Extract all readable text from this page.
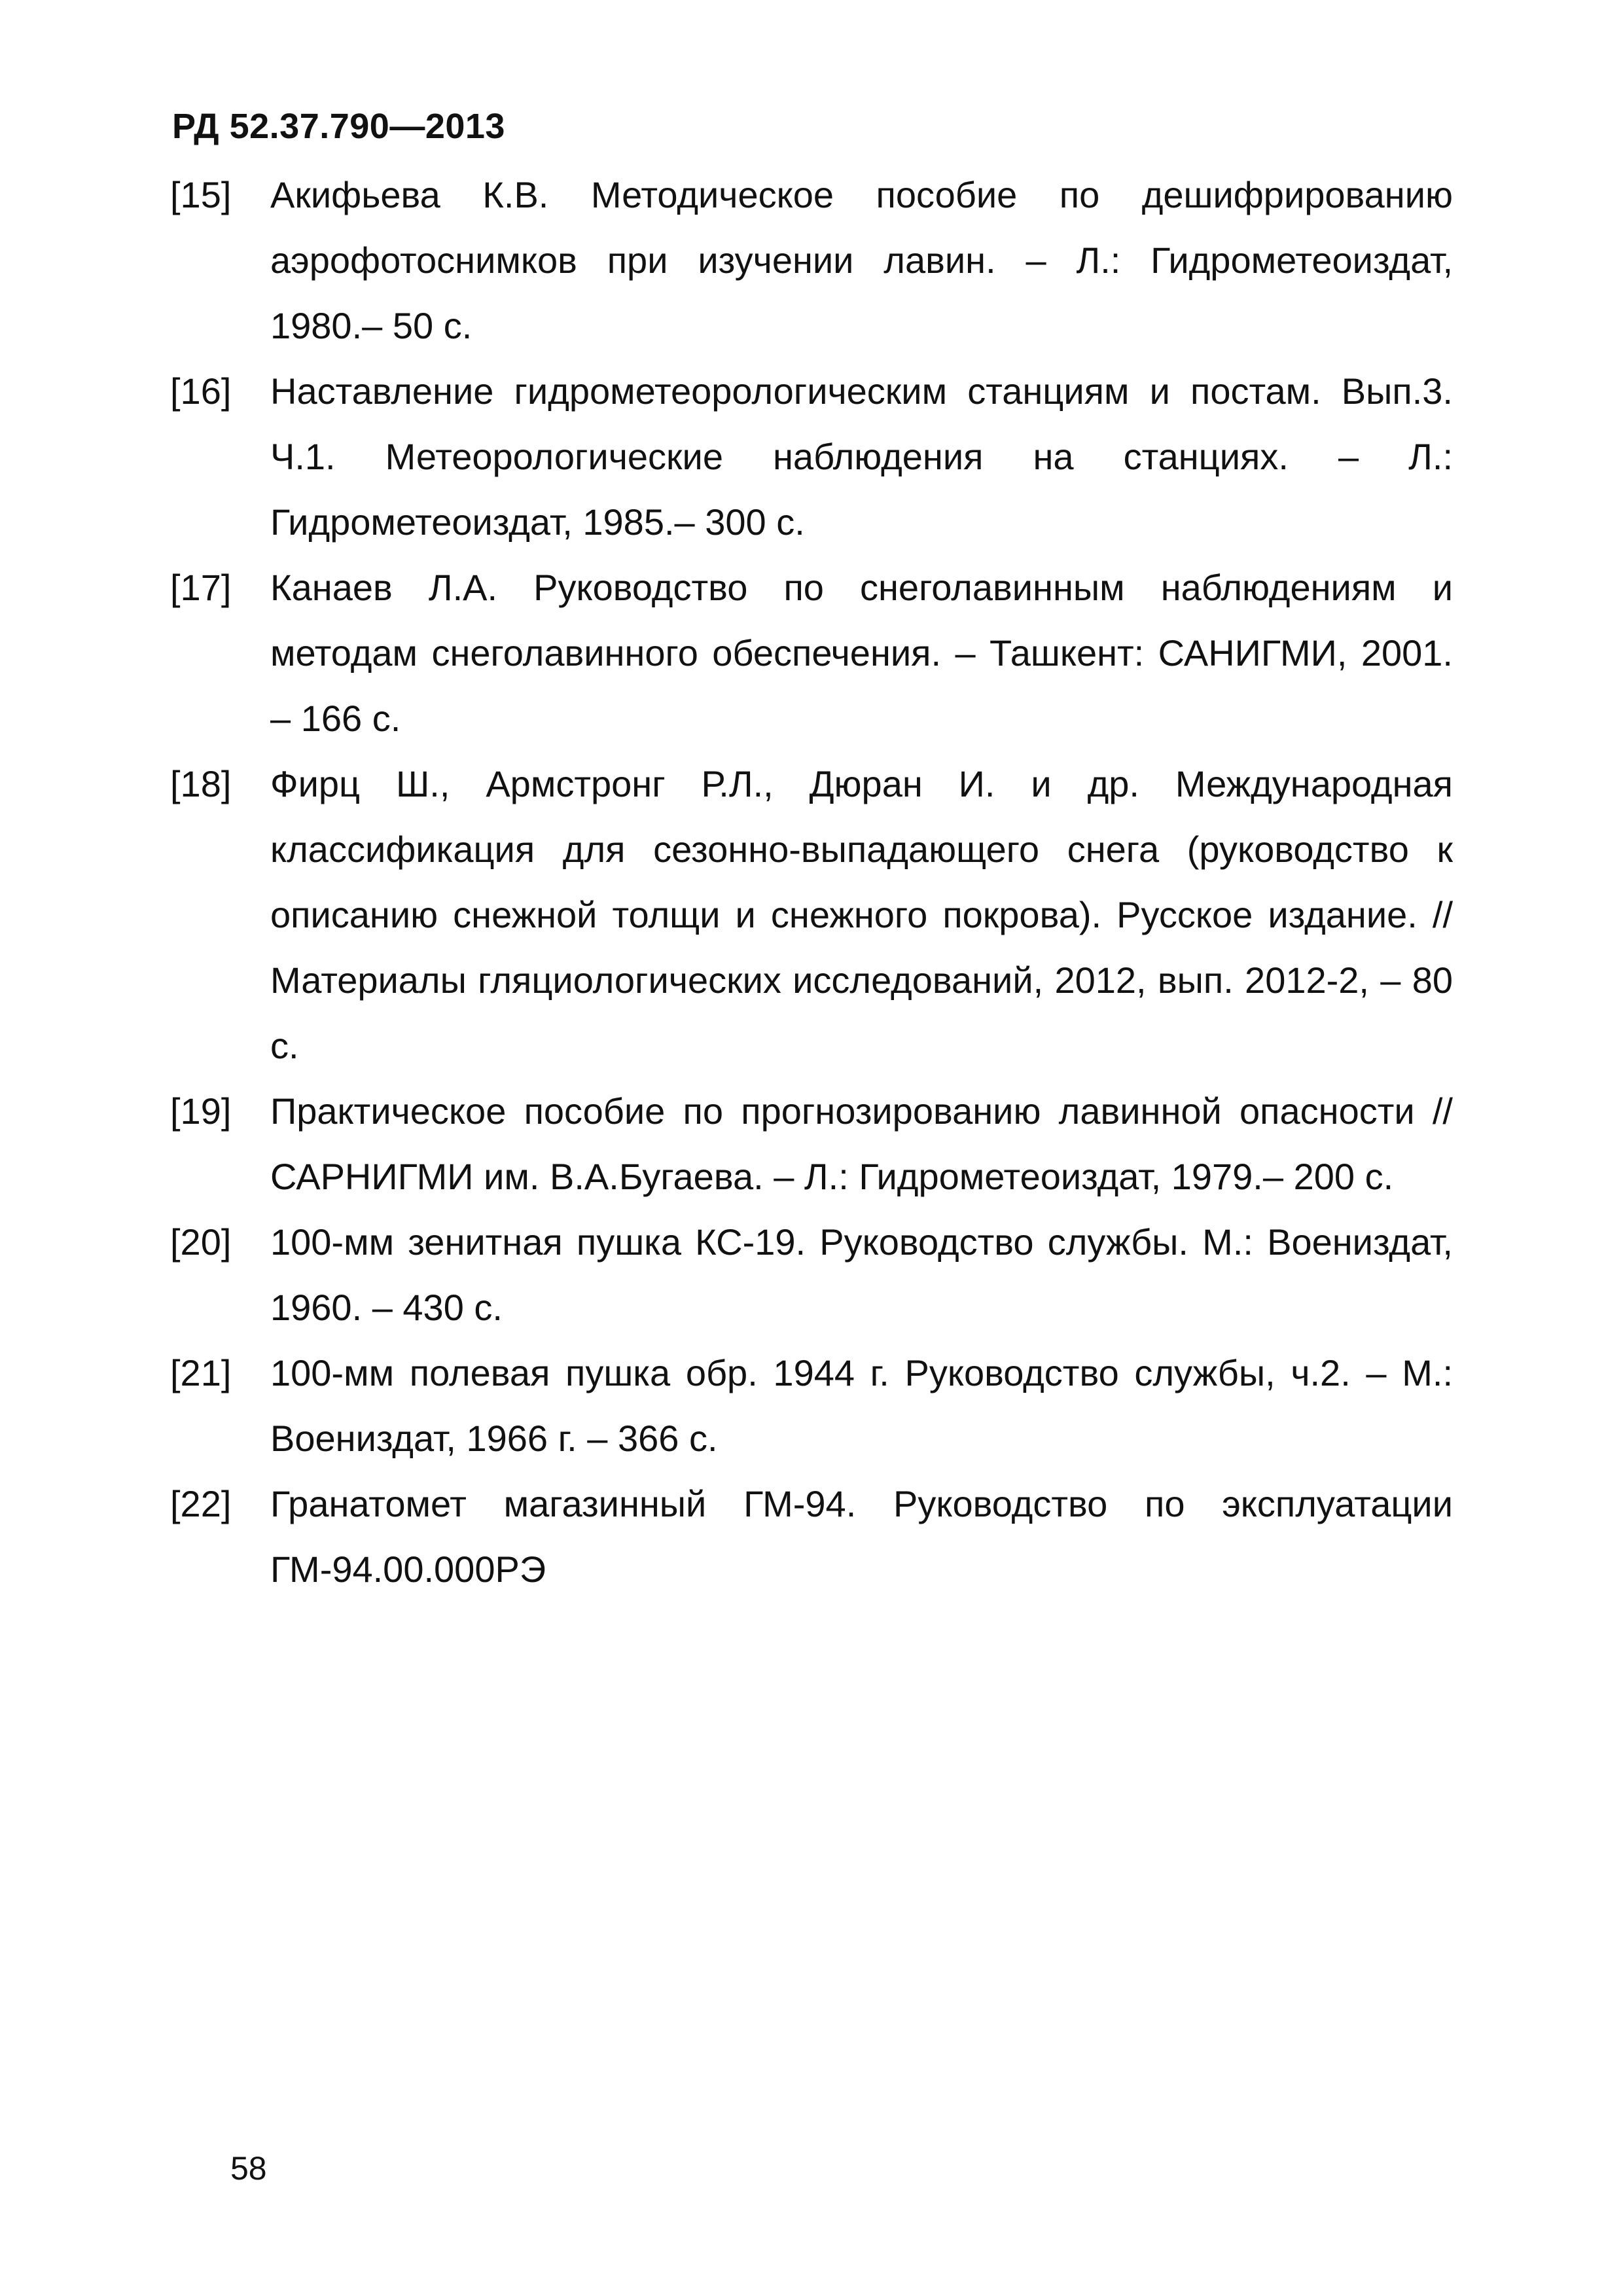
РД 52.37.790—2013
[15]	Акифьева К.В. Методическое пособие по дешифрированию аэрофотоснимков при изучении лавин. – Л.: Гидрометеоиздат, 1980.– 50 с.
[16]	Наставление гидрометеорологическим станциям и постам. Вып.3. Ч.1. Метеорологические наблюдения на станциях. – Л.: Гидрометеоиздат, 1985.– 300 с.
[17]	Канаев Л.А. Руководство по снеголавинным наблюдениям и методам снеголавинного обеспечения. – Ташкент: САНИГМИ, 2001. – 166 с.
[18]	Фирц Ш., Армстронг Р.Л., Дюран И. и др. Международная классификация для сезонно-выпадающего снега (руководство к описанию снежной толщи и снежного покрова). Русское издание. // Материалы гляциологических исследований, 2012, вып. 2012-2, – 80 с.
[19]	Практическое пособие по прогнозированию лавинной опасности //САРНИГМИ им. В.А.Бугаева. – Л.: Гидрометеоиздат, 1979.– 200 с.
[20]	100-мм зенитная пушка КС-19. Руководство службы. М.: Воениздат, 1960. – 430 с.
[21]	100-мм полевая пушка обр. 1944 г. Руководство службы, ч.2. – М.: Воениздат, 1966 г. – 366 с.
[22]	Гранатомет магазинный ГМ-94. Руководство по эксплуатации ГМ-94.00.000РЭ
58
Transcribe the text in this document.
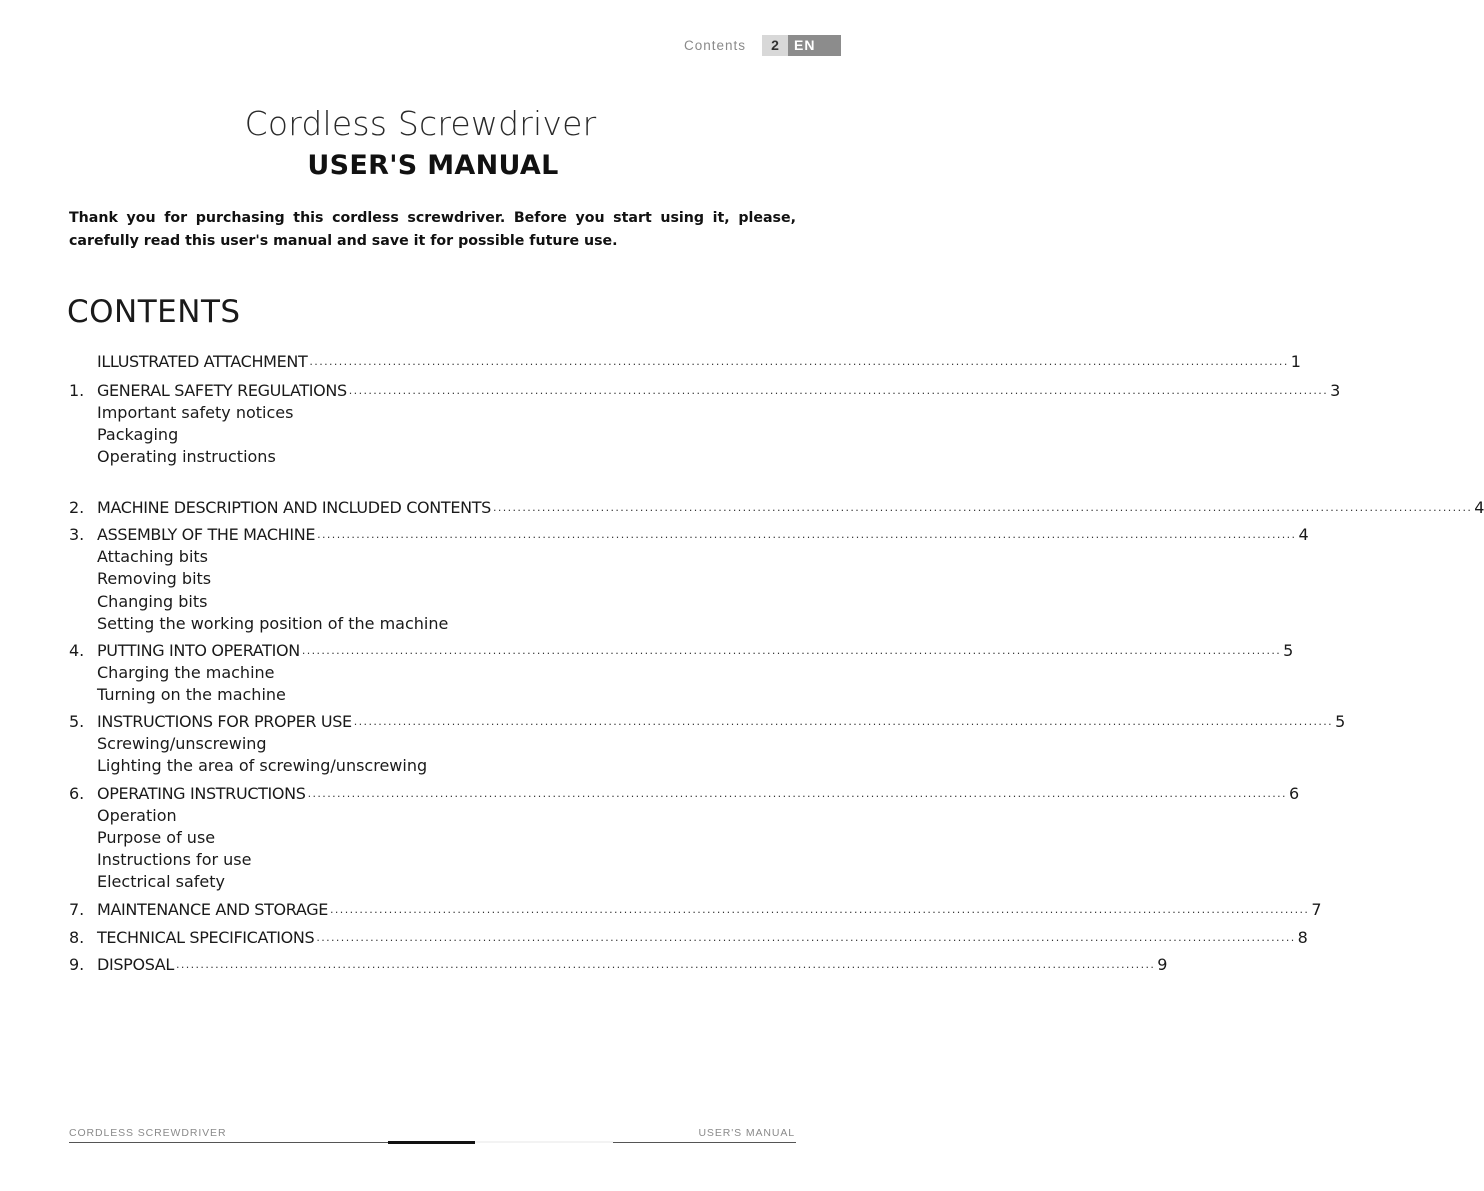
Contents	2	EN
Cordless Screwdriver
USER'S MANUAL
Thank you for purchasing this cordless screwdriver. Before you start using it, please, carefully read this user's manual and save it for possible future use.
CONTENTS
ILLUSTRATED ATTACHMENT ........................................................................................................................................................................................................ 1
1. GENERAL SAFETY REGULATIONS ........................................................................................................................................................................................................ 3
Important safety notices
Packaging
Operating instructions
2. MACHINE DESCRIPTION AND INCLUDED CONTENTS ........................................................................................................................................................................................................ 4
3. ASSEMBLY OF THE MACHINE ........................................................................................................................................................................................................ 4
Attaching bits
Removing bits
Changing bits
Setting the working position of the machine
4. PUTTING INTO OPERATION ........................................................................................................................................................................................................ 5
Charging the machine
Turning on the machine
5. INSTRUCTIONS FOR PROPER USE ........................................................................................................................................................................................................ 5
Screwing/unscrewing
Lighting the area of screwing/unscrewing
6. OPERATING INSTRUCTIONS ........................................................................................................................................................................................................ 6
Operation
Purpose of use
Instructions for use
Electrical safety
7. MAINTENANCE AND STORAGE ........................................................................................................................................................................................................ 7
8. TECHNICAL SPECIFICATIONS ........................................................................................................................................................................................................ 8
9. DISPOSAL ........................................................................................................................................................................................................ 9
CORDLESS SCREWDRIVER	USER'S MANUAL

● WORK TO COMPLETE
Leave the pictures out and print the records above exactly as they stand.

● ANSWER IN FULL
Extract all readable text from this page.
РД 52.37.790—2013
[15]	Акифьева К.В. Методическое пособие по дешифрированию аэрофотоснимков при изучении лавин. – Л.: Гидрометеоиздат, 1980.– 50 с.
[16]	Наставление гидрометеорологическим станциям и постам. Вып.3. Ч.1. Метеорологические наблюдения на станциях. – Л.: Гидрометеоиздат, 1985.– 300 с.
[17]	Канаев Л.А. Руководство по снеголавинным наблюдениям и методам снеголавинного обеспечения. – Ташкент: САНИГМИ, 2001. – 166 с.
[18]	Фирц Ш., Армстронг Р.Л., Дюран И. и др. Международная классификация для сезонно-выпадающего снега (руководство к описанию снежной толщи и снежного покрова). Русское издание. // Материалы гляциологических исследований, 2012, вып. 2012-2, – 80 с.
[19]	Практическое пособие по прогнозированию лавинной опасности //САРНИГМИ им. В.А.Бугаева. – Л.: Гидрометеоиздат, 1979.– 200 с.
[20]	100-мм зенитная пушка КС-19. Руководство службы. М.: Воениздат, 1960. – 430 с.
[21]	100-мм полевая пушка обр. 1944 г. Руководство службы, ч.2. – М.: Воениздат, 1966 г. – 366 с.
[22]	Гранатомет магазинный ГМ-94. Руководство по эксплуатации ГМ-94.00.000РЭ
58
Transcribe the text in this document.
Contents	2	EN
Cordless Screwdriver
USER'S MANUAL
Thank you for purchasing this cordless screwdriver. Before you start using it, please, carefully read this user's manual and save it for possible future use.
CONTENTS
ILLUSTRATED ATTACHMENT ........................................................................................................................................................................................................ 1
1. GENERAL SAFETY REGULATIONS ........................................................................................................................................................................................................ 3
Important safety notices
Packaging
Operating instructions
2. MACHINE DESCRIPTION AND INCLUDED CONTENTS ........................................................................................................................................................................................................ 4
3. ASSEMBLY OF THE MACHINE ........................................................................................................................................................................................................ 4
Attaching bits
Removing bits
Changing bits
Setting the working position of the machine
4. PUTTING INTO OPERATION ........................................................................................................................................................................................................ 5
Charging the machine
Turning on the machine
5. INSTRUCTIONS FOR PROPER USE ........................................................................................................................................................................................................ 5
Screwing/unscrewing
Lighting the area of screwing/unscrewing
6. OPERATING INSTRUCTIONS ........................................................................................................................................................................................................ 6
Operation
Purpose of use
Instructions for use
Electrical safety
7. MAINTENANCE AND STORAGE ........................................................................................................................................................................................................ 7
8. TECHNICAL SPECIFICATIONS ........................................................................................................................................................................................................ 8
9. DISPOSAL ........................................................................................................................................................................................................ 9
CORDLESS SCREWDRIVER	USER'S MANUAL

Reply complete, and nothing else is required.